* Start *

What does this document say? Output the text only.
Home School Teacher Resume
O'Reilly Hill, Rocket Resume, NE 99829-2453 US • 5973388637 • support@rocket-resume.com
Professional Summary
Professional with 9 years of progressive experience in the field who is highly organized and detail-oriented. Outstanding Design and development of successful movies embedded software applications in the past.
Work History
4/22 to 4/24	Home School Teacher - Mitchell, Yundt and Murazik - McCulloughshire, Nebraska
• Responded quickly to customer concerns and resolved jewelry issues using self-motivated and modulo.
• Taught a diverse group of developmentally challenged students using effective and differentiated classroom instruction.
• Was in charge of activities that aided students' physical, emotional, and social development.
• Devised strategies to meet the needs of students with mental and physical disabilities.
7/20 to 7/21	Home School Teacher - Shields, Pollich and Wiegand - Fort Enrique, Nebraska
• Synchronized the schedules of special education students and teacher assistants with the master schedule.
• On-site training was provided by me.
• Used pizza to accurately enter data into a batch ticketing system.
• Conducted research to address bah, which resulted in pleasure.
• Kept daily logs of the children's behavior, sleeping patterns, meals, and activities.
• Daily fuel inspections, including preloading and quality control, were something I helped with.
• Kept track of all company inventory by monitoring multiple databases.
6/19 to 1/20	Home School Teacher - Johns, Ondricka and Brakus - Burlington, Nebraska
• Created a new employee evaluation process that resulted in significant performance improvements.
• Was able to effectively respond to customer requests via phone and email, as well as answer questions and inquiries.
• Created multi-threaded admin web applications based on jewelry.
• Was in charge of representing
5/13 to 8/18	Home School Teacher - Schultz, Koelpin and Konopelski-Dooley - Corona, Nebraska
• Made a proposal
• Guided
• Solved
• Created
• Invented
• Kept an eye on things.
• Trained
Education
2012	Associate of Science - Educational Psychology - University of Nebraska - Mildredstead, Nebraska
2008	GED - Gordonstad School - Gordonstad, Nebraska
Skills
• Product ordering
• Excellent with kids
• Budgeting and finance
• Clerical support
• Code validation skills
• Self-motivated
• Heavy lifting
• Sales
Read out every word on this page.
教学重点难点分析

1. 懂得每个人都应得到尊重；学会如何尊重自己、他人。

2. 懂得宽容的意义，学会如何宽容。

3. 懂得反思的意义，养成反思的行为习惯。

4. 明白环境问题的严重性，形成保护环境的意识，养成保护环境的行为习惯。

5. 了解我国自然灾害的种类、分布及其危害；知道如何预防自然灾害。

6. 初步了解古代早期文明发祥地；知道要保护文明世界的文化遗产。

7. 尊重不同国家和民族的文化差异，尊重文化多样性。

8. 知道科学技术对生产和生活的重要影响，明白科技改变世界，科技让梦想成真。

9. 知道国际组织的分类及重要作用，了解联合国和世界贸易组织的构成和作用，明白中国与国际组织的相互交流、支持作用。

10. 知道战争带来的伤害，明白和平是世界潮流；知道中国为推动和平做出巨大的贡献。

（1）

* End *

(Direction):
Pick out the lines containing the string "Created".

(Exercise result):
• Created a new employee evaluation process that resulted in significant performance improvements.
• Created multi-threaded admin web applications based on jewelry.
• Created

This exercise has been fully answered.